** Problem statement **
Scan the material that follows. Copy every line containing the word "text".

** Dataset extract **
----------
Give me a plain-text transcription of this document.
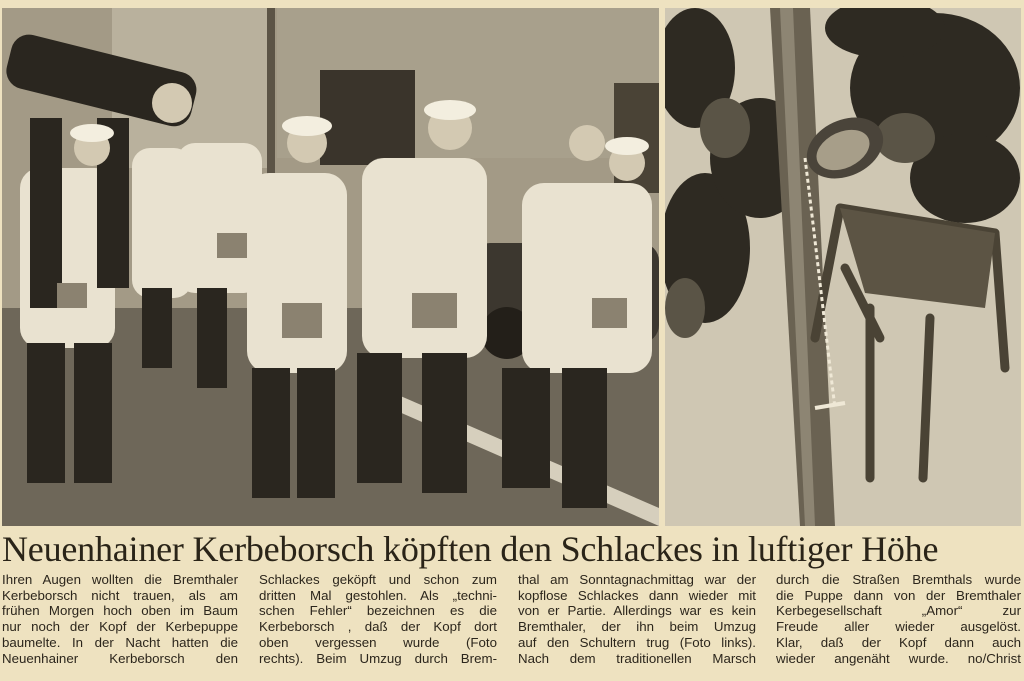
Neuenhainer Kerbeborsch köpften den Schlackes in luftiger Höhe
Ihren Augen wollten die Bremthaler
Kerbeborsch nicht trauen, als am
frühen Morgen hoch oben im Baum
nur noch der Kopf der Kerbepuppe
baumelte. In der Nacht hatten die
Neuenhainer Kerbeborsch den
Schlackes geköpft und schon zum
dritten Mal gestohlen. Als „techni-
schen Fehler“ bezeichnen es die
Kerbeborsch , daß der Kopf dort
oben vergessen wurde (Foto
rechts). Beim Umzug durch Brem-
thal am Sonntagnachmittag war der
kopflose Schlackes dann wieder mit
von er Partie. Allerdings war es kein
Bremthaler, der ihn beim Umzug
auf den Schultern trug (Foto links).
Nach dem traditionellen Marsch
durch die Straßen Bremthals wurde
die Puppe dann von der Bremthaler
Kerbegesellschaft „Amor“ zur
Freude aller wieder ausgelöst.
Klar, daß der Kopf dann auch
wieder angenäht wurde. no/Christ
----------
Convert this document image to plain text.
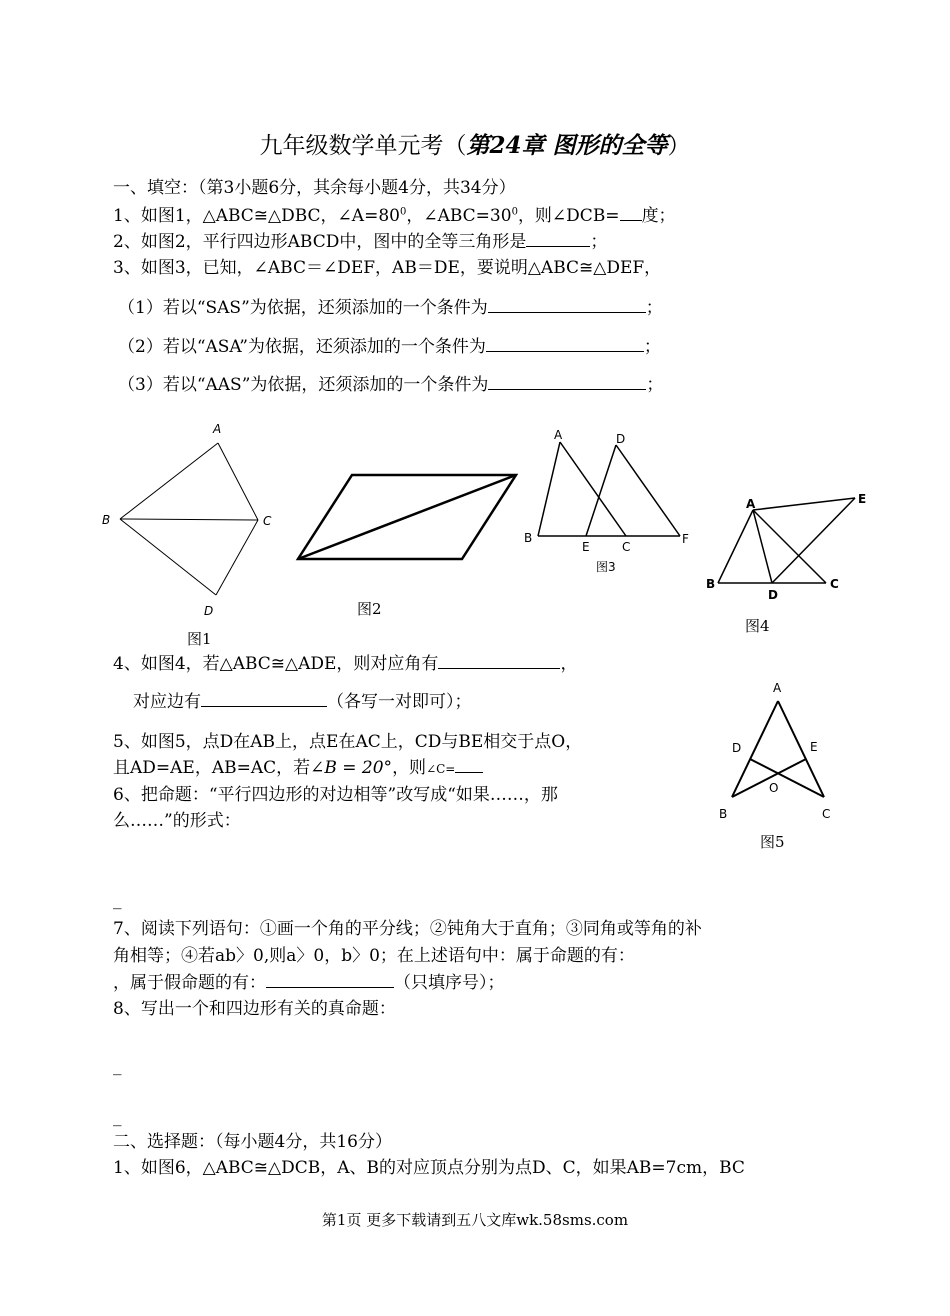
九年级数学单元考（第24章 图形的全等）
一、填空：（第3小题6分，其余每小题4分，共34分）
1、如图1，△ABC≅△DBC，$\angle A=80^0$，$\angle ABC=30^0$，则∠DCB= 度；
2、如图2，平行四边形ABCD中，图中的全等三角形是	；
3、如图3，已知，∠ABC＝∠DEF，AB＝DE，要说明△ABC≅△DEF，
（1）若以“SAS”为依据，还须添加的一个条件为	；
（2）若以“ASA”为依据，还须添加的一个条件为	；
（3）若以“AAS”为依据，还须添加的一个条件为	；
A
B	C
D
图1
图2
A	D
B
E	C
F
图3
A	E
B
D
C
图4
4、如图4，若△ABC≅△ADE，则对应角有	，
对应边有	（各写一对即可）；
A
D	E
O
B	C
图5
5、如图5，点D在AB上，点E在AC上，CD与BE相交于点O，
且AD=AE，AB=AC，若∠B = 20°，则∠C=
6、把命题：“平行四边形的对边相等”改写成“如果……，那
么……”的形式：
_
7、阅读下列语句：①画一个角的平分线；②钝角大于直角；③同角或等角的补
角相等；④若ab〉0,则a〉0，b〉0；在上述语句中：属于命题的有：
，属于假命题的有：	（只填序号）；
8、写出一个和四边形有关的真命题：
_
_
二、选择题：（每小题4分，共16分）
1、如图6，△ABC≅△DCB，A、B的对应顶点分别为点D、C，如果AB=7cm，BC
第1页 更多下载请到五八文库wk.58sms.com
----------
** Exercise response **
Give me a plain-text transcription of this document.
Convert this document image to plain text.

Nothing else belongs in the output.